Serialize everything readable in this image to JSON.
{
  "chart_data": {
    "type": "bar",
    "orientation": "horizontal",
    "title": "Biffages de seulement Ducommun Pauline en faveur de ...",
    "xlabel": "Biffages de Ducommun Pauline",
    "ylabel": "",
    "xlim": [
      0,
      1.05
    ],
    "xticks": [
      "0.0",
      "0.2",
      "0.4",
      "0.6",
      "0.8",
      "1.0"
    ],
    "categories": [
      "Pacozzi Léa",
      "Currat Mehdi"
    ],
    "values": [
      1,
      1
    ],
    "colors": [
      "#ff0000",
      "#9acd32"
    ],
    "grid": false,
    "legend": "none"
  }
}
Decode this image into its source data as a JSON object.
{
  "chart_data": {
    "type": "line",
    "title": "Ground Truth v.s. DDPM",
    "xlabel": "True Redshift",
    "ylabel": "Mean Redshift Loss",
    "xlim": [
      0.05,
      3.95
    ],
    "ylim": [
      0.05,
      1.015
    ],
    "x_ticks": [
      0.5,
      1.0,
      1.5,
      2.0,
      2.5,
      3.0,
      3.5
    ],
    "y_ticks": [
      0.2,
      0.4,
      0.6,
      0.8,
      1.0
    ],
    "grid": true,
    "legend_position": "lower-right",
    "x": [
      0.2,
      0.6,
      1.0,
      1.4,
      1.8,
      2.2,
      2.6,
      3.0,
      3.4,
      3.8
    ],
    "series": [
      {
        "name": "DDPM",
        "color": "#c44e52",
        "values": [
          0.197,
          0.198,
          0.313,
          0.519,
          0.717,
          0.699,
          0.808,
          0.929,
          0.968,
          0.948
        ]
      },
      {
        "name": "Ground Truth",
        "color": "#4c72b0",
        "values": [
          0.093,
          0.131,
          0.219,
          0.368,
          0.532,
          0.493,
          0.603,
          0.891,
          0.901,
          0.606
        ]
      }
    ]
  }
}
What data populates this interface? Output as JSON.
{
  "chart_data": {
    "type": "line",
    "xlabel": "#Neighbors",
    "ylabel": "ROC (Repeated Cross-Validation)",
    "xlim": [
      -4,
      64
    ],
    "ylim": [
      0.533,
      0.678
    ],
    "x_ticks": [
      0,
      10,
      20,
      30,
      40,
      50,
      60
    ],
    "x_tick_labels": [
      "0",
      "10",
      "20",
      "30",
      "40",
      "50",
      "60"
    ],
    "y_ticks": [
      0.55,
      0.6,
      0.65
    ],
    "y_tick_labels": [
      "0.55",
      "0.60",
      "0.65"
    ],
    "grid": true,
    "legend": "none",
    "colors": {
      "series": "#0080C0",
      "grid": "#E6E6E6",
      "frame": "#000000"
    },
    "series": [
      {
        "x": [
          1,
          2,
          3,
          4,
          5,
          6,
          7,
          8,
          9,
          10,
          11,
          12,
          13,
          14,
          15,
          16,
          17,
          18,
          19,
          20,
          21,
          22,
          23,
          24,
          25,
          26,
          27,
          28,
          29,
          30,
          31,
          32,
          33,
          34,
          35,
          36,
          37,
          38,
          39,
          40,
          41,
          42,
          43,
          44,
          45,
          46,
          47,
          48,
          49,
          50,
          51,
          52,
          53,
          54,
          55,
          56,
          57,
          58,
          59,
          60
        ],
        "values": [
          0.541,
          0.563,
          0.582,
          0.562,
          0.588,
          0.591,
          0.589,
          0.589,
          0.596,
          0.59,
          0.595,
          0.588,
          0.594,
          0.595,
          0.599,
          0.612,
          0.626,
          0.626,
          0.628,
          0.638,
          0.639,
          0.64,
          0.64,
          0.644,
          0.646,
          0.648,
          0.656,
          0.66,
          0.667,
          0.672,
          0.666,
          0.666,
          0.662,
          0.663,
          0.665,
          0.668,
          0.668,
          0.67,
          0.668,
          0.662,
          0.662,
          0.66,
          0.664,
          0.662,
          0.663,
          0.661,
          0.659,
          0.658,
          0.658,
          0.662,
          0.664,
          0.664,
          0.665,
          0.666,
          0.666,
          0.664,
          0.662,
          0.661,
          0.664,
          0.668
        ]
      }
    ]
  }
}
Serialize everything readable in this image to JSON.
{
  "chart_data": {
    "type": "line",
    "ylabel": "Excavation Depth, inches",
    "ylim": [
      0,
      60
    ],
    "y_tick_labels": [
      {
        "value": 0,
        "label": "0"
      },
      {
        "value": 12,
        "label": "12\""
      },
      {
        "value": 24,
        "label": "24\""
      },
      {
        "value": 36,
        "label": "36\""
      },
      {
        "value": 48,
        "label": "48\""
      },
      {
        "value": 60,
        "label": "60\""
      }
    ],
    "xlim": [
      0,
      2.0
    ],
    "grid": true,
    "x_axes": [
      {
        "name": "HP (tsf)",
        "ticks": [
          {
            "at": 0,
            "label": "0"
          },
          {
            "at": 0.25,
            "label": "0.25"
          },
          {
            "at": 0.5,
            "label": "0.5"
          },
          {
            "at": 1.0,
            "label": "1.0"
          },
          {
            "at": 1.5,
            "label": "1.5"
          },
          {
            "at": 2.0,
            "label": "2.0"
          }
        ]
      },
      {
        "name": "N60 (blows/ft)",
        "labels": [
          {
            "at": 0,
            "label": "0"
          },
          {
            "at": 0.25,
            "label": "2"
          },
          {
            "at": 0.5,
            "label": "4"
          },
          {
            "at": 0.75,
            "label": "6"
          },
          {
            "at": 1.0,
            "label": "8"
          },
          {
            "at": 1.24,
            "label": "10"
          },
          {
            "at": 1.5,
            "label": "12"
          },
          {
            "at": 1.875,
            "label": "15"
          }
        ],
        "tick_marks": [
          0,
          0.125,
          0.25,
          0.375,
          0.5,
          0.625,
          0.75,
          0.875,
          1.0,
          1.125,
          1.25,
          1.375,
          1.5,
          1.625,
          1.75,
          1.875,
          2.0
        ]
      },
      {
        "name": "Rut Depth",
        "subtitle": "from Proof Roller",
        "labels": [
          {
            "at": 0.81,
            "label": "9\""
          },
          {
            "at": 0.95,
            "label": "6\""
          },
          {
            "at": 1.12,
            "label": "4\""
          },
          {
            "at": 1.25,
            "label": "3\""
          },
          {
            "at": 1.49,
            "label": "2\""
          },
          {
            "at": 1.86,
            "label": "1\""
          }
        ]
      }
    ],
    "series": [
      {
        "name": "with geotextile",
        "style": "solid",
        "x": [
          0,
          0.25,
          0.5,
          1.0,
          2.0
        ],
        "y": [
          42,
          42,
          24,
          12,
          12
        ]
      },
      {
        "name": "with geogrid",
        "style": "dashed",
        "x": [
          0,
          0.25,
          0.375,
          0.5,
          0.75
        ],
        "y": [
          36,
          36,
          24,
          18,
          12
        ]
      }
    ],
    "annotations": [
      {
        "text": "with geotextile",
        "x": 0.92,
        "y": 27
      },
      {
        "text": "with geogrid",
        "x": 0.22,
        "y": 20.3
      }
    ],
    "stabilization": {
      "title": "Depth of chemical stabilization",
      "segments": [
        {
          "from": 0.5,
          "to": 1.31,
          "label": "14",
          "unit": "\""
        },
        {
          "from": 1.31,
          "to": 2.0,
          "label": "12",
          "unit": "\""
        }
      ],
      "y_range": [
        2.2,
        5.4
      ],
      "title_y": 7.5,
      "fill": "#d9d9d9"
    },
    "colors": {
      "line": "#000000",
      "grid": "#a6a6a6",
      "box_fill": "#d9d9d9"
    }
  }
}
.....
◆ TASK DETAILS: Reproduce the data in full, exactly as presented.

◆ RESULT OF THIS EXERCISE:
Serialize everything readable in this image to JSON.
{
  "chart_data": {
    "type": "bar",
    "orientation": "horizontal",
    "title": "Biffages de seulement Ducommun Pauline en faveur de ...",
    "xlabel": "Biffages de Ducommun Pauline",
    "ylabel": "",
    "xlim": [
      0,
      1.05
    ],
    "xticks": [
      "0.0",
      "0.2",
      "0.4",
      "0.6",
      "0.8",
      "1.0"
    ],
    "categories": [
      "Pacozzi Léa",
      "Currat Mehdi"
    ],
    "values": [
      1,
      1
    ],
    "colors": [
      "#ff0000",
      "#9acd32"
    ],
    "grid": false,
    "legend": "none"
  }
}
Decode this image into its source data as a JSON object.
{
  "chart_data": {
    "type": "line",
    "title": "Ground Truth v.s. DDPM",
    "xlabel": "True Redshift",
    "ylabel": "Mean Redshift Loss",
    "xlim": [
      0.05,
      3.95
    ],
    "ylim": [
      0.05,
      1.015
    ],
    "x_ticks": [
      0.5,
      1.0,
      1.5,
      2.0,
      2.5,
      3.0,
      3.5
    ],
    "y_ticks": [
      0.2,
      0.4,
      0.6,
      0.8,
      1.0
    ],
    "grid": true,
    "legend_position": "lower-right",
    "x": [
      0.2,
      0.6,
      1.0,
      1.4,
      1.8,
      2.2,
      2.6,
      3.0,
      3.4,
      3.8
    ],
    "series": [
      {
        "name": "DDPM",
        "color": "#c44e52",
        "values": [
          0.197,
          0.198,
          0.313,
          0.519,
          0.717,
          0.699,
          0.808,
          0.929,
          0.968,
          0.948
        ]
      },
      {
        "name": "Ground Truth",
        "color": "#4c72b0",
        "values": [
          0.093,
          0.131,
          0.219,
          0.368,
          0.532,
          0.493,
          0.603,
          0.891,
          0.901,
          0.606
        ]
      }
    ]
  }
}
What data populates this interface? Output as JSON.
{
  "chart_data": {
    "type": "line",
    "xlabel": "#Neighbors",
    "ylabel": "ROC (Repeated Cross-Validation)",
    "xlim": [
      -4,
      64
    ],
    "ylim": [
      0.533,
      0.678
    ],
    "x_ticks": [
      0,
      10,
      20,
      30,
      40,
      50,
      60
    ],
    "x_tick_labels": [
      "0",
      "10",
      "20",
      "30",
      "40",
      "50",
      "60"
    ],
    "y_ticks": [
      0.55,
      0.6,
      0.65
    ],
    "y_tick_labels": [
      "0.55",
      "0.60",
      "0.65"
    ],
    "grid": true,
    "legend": "none",
    "colors": {
      "series": "#0080C0",
      "grid": "#E6E6E6",
      "frame": "#000000"
    },
    "series": [
      {
        "x": [
          1,
          2,
          3,
          4,
          5,
          6,
          7,
          8,
          9,
          10,
          11,
          12,
          13,
          14,
          15,
          16,
          17,
          18,
          19,
          20,
          21,
          22,
          23,
          24,
          25,
          26,
          27,
          28,
          29,
          30,
          31,
          32,
          33,
          34,
          35,
          36,
          37,
          38,
          39,
          40,
          41,
          42,
          43,
          44,
          45,
          46,
          47,
          48,
          49,
          50,
          51,
          52,
          53,
          54,
          55,
          56,
          57,
          58,
          59,
          60
        ],
        "values": [
          0.541,
          0.563,
          0.582,
          0.562,
          0.588,
          0.591,
          0.589,
          0.589,
          0.596,
          0.59,
          0.595,
          0.588,
          0.594,
          0.595,
          0.599,
          0.612,
          0.626,
          0.626,
          0.628,
          0.638,
          0.639,
          0.64,
          0.64,
          0.644,
          0.646,
          0.648,
          0.656,
          0.66,
          0.667,
          0.672,
          0.666,
          0.666,
          0.662,
          0.663,
          0.665,
          0.668,
          0.668,
          0.67,
          0.668,
          0.662,
          0.662,
          0.66,
          0.664,
          0.662,
          0.663,
          0.661,
          0.659,
          0.658,
          0.658,
          0.662,
          0.664,
          0.664,
          0.665,
          0.666,
          0.666,
          0.664,
          0.662,
          0.661,
          0.664,
          0.668
        ]
      }
    ]
  }
}
Serialize everything readable in this image to JSON.
{
  "chart_data": {
    "type": "line",
    "ylabel": "Excavation Depth, inches",
    "ylim": [
      0,
      60
    ],
    "y_tick_labels": [
      {
        "value": 0,
        "label": "0"
      },
      {
        "value": 12,
        "label": "12\""
      },
      {
        "value": 24,
        "label": "24\""
      },
      {
        "value": 36,
        "label": "36\""
      },
      {
        "value": 48,
        "label": "48\""
      },
      {
        "value": 60,
        "label": "60\""
      }
    ],
    "xlim": [
      0,
      2.0
    ],
    "grid": true,
    "x_axes": [
      {
        "name": "HP (tsf)",
        "ticks": [
          {
            "at": 0,
            "label": "0"
          },
          {
            "at": 0.25,
            "label": "0.25"
          },
          {
            "at": 0.5,
            "label": "0.5"
          },
          {
            "at": 1.0,
            "label": "1.0"
          },
          {
            "at": 1.5,
            "label": "1.5"
          },
          {
            "at": 2.0,
            "label": "2.0"
          }
        ]
      },
      {
        "name": "N60 (blows/ft)",
        "labels": [
          {
            "at": 0,
            "label": "0"
          },
          {
            "at": 0.25,
            "label": "2"
          },
          {
            "at": 0.5,
            "label": "4"
          },
          {
            "at": 0.75,
            "label": "6"
          },
          {
            "at": 1.0,
            "label": "8"
          },
          {
            "at": 1.24,
            "label": "10"
          },
          {
            "at": 1.5,
            "label": "12"
          },
          {
            "at": 1.875,
            "label": "15"
          }
        ],
        "tick_marks": [
          0,
          0.125,
          0.25,
          0.375,
          0.5,
          0.625,
          0.75,
          0.875,
          1.0,
          1.125,
          1.25,
          1.375,
          1.5,
          1.625,
          1.75,
          1.875,
          2.0
        ]
      },
      {
        "name": "Rut Depth",
        "subtitle": "from Proof Roller",
        "labels": [
          {
            "at": 0.81,
            "label": "9\""
          },
          {
            "at": 0.95,
            "label": "6\""
          },
          {
            "at": 1.12,
            "label": "4\""
          },
          {
            "at": 1.25,
            "label": "3\""
          },
          {
            "at": 1.49,
            "label": "2\""
          },
          {
            "at": 1.86,
            "label": "1\""
          }
        ]
      }
    ],
    "series": [
      {
        "name": "with geotextile",
        "style": "solid",
        "x": [
          0,
          0.25,
          0.5,
          1.0,
          2.0
        ],
        "y": [
          42,
          42,
          24,
          12,
          12
        ]
      },
      {
        "name": "with geogrid",
        "style": "dashed",
        "x": [
          0,
          0.25,
          0.375,
          0.5,
          0.75
        ],
        "y": [
          36,
          36,
          24,
          18,
          12
        ]
      }
    ],
    "annotations": [
      {
        "text": "with geotextile",
        "x": 0.92,
        "y": 27
      },
      {
        "text": "with geogrid",
        "x": 0.22,
        "y": 20.3
      }
    ],
    "stabilization": {
      "title": "Depth of chemical stabilization",
      "segments": [
        {
          "from": 0.5,
          "to": 1.31,
          "label": "14",
          "unit": "\""
        },
        {
          "from": 1.31,
          "to": 2.0,
          "label": "12",
          "unit": "\""
        }
      ],
      "y_range": [
        2.2,
        5.4
      ],
      "title_y": 7.5,
      "fill": "#d9d9d9"
    },
    "colors": {
      "line": "#000000",
      "grid": "#a6a6a6",
      "box_fill": "#d9d9d9"
    }
  }
}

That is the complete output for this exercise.